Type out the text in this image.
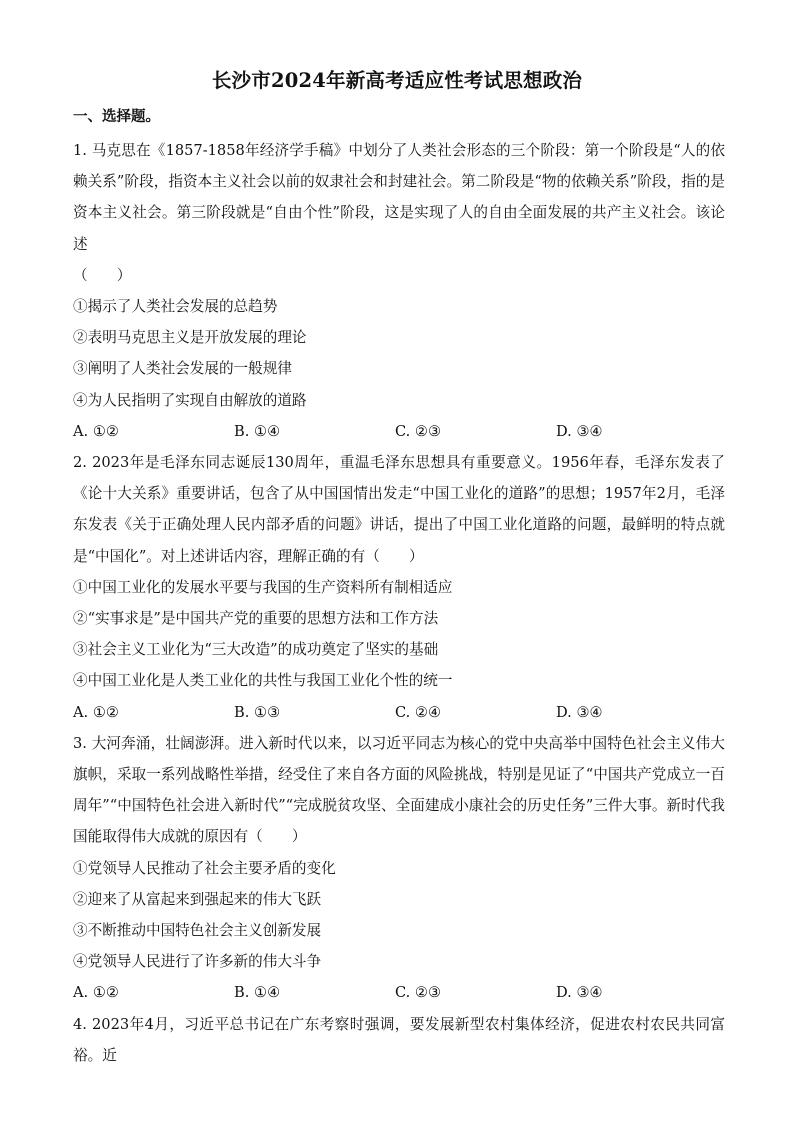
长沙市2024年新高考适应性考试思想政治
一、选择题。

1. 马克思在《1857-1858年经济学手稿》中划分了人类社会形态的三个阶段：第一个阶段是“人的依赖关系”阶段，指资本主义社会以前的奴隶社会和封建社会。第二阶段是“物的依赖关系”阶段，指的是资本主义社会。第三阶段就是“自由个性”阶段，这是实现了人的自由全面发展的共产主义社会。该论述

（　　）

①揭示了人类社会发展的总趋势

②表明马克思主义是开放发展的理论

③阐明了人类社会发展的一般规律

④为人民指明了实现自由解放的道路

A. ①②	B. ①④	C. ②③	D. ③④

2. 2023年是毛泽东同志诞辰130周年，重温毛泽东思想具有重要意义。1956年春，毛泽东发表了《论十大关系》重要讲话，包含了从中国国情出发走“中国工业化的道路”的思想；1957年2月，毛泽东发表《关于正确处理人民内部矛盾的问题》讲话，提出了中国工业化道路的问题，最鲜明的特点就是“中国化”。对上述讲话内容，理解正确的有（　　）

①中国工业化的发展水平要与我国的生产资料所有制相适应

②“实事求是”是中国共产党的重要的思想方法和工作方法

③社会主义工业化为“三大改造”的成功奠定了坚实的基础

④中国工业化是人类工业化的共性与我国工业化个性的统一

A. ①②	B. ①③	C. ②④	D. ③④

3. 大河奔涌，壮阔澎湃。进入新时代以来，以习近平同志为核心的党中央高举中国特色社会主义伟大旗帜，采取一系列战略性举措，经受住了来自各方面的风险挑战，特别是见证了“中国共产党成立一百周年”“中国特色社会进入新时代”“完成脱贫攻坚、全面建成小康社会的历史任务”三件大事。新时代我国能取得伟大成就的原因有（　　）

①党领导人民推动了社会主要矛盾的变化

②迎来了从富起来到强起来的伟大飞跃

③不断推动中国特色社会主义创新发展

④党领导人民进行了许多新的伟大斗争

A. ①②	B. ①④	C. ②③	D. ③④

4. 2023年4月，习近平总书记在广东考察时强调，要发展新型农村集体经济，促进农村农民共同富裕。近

·····

### WHAT IS NEEDED
In the copy, include all records verbatim but no images.

### PROBLEM SOLUTION
Type out the text in this image.
长沙市2024年新高考适应性考试思想政治
一、选择题。

1. 马克思在《1857-1858年经济学手稿》中划分了人类社会形态的三个阶段：第一个阶段是“人的依赖关系”阶段，指资本主义社会以前的奴隶社会和封建社会。第二阶段是“物的依赖关系”阶段，指的是资本主义社会。第三阶段就是“自由个性”阶段，这是实现了人的自由全面发展的共产主义社会。该论述

（　　）

①揭示了人类社会发展的总趋势

②表明马克思主义是开放发展的理论

③阐明了人类社会发展的一般规律

④为人民指明了实现自由解放的道路

A. ①②	B. ①④	C. ②③	D. ③④

2. 2023年是毛泽东同志诞辰130周年，重温毛泽东思想具有重要意义。1956年春，毛泽东发表了《论十大关系》重要讲话，包含了从中国国情出发走“中国工业化的道路”的思想；1957年2月，毛泽东发表《关于正确处理人民内部矛盾的问题》讲话，提出了中国工业化道路的问题，最鲜明的特点就是“中国化”。对上述讲话内容，理解正确的有（　　）

①中国工业化的发展水平要与我国的生产资料所有制相适应

②“实事求是”是中国共产党的重要的思想方法和工作方法

③社会主义工业化为“三大改造”的成功奠定了坚实的基础

④中国工业化是人类工业化的共性与我国工业化个性的统一

A. ①②	B. ①③	C. ②④	D. ③④

3. 大河奔涌，壮阔澎湃。进入新时代以来，以习近平同志为核心的党中央高举中国特色社会主义伟大旗帜，采取一系列战略性举措，经受住了来自各方面的风险挑战，特别是见证了“中国共产党成立一百周年”“中国特色社会进入新时代”“完成脱贫攻坚、全面建成小康社会的历史任务”三件大事。新时代我国能取得伟大成就的原因有（　　）

①党领导人民推动了社会主要矛盾的变化

②迎来了从富起来到强起来的伟大飞跃

③不断推动中国特色社会主义创新发展

④党领导人民进行了许多新的伟大斗争

A. ①②	B. ①④	C. ②③	D. ③④

4. 2023年4月，习近平总书记在广东考察时强调，要发展新型农村集体经济，促进农村农民共同富裕。近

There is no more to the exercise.